# [Dataset items]
----
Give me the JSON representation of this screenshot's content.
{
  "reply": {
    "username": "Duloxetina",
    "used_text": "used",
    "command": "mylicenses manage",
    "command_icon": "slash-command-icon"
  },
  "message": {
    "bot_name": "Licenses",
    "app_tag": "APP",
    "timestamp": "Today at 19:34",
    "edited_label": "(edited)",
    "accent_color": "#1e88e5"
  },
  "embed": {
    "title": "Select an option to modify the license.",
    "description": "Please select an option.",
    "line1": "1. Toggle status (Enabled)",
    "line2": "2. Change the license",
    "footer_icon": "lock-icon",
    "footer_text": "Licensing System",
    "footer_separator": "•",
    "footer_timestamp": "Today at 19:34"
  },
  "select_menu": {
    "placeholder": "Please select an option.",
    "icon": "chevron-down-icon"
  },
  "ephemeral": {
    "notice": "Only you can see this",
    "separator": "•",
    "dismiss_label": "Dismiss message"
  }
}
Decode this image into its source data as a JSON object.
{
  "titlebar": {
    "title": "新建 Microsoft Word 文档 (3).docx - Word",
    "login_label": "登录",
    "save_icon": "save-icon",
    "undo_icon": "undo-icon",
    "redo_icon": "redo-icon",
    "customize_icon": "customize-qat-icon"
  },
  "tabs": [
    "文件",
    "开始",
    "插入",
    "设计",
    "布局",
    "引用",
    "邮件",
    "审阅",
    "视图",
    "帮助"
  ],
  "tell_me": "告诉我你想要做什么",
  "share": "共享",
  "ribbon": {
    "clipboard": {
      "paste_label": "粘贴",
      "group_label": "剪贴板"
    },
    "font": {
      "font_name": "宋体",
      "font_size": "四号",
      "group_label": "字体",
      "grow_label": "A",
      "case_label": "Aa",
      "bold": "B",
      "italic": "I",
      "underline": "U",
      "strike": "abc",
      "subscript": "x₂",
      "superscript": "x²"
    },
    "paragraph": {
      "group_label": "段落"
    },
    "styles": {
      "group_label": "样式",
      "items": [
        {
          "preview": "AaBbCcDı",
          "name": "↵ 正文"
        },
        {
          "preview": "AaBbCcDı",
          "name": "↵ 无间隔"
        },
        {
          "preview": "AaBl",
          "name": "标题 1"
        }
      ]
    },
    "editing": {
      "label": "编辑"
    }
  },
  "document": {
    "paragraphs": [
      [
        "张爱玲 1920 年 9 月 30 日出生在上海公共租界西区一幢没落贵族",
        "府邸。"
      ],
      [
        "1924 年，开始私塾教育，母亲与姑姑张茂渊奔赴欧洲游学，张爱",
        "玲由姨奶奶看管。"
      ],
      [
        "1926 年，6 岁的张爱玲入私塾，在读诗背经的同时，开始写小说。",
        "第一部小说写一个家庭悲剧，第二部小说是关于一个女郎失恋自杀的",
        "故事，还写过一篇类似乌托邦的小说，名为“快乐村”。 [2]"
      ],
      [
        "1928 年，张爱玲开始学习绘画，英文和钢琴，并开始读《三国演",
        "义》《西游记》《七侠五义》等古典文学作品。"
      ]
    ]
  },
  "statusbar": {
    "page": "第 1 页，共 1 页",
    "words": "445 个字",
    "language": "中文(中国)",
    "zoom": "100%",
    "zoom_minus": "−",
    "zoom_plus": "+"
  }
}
----
# [Problem to solve]
Would you give the material above again, complete and exact?

# [Response]
Give me the JSON representation of this screenshot's content.
{
  "reply": {
    "username": "Duloxetina",
    "used_text": "used",
    "command": "mylicenses manage",
    "command_icon": "slash-command-icon"
  },
  "message": {
    "bot_name": "Licenses",
    "app_tag": "APP",
    "timestamp": "Today at 19:34",
    "edited_label": "(edited)",
    "accent_color": "#1e88e5"
  },
  "embed": {
    "title": "Select an option to modify the license.",
    "description": "Please select an option.",
    "line1": "1. Toggle status (Enabled)",
    "line2": "2. Change the license",
    "footer_icon": "lock-icon",
    "footer_text": "Licensing System",
    "footer_separator": "•",
    "footer_timestamp": "Today at 19:34"
  },
  "select_menu": {
    "placeholder": "Please select an option.",
    "icon": "chevron-down-icon"
  },
  "ephemeral": {
    "notice": "Only you can see this",
    "separator": "•",
    "dismiss_label": "Dismiss message"
  }
}
Decode this image into its source data as a JSON object.
{
  "titlebar": {
    "title": "新建 Microsoft Word 文档 (3).docx - Word",
    "login_label": "登录",
    "save_icon": "save-icon",
    "undo_icon": "undo-icon",
    "redo_icon": "redo-icon",
    "customize_icon": "customize-qat-icon"
  },
  "tabs": [
    "文件",
    "开始",
    "插入",
    "设计",
    "布局",
    "引用",
    "邮件",
    "审阅",
    "视图",
    "帮助"
  ],
  "tell_me": "告诉我你想要做什么",
  "share": "共享",
  "ribbon": {
    "clipboard": {
      "paste_label": "粘贴",
      "group_label": "剪贴板"
    },
    "font": {
      "font_name": "宋体",
      "font_size": "四号",
      "group_label": "字体",
      "grow_label": "A",
      "case_label": "Aa",
      "bold": "B",
      "italic": "I",
      "underline": "U",
      "strike": "abc",
      "subscript": "x₂",
      "superscript": "x²"
    },
    "paragraph": {
      "group_label": "段落"
    },
    "styles": {
      "group_label": "样式",
      "items": [
        {
          "preview": "AaBbCcDı",
          "name": "↵ 正文"
        },
        {
          "preview": "AaBbCcDı",
          "name": "↵ 无间隔"
        },
        {
          "preview": "AaBl",
          "name": "标题 1"
        }
      ]
    },
    "editing": {
      "label": "编辑"
    }
  },
  "document": {
    "paragraphs": [
      [
        "张爱玲 1920 年 9 月 30 日出生在上海公共租界西区一幢没落贵族",
        "府邸。"
      ],
      [
        "1924 年，开始私塾教育，母亲与姑姑张茂渊奔赴欧洲游学，张爱",
        "玲由姨奶奶看管。"
      ],
      [
        "1926 年，6 岁的张爱玲入私塾，在读诗背经的同时，开始写小说。",
        "第一部小说写一个家庭悲剧，第二部小说是关于一个女郎失恋自杀的",
        "故事，还写过一篇类似乌托邦的小说，名为“快乐村”。 [2]"
      ],
      [
        "1928 年，张爱玲开始学习绘画，英文和钢琴，并开始读《三国演",
        "义》《西游记》《七侠五义》等古典文学作品。"
      ]
    ]
  },
  "statusbar": {
    "page": "第 1 页，共 1 页",
    "words": "445 个字",
    "language": "中文(中国)",
    "zoom": "100%",
    "zoom_minus": "−",
    "zoom_plus": "+"
  }
}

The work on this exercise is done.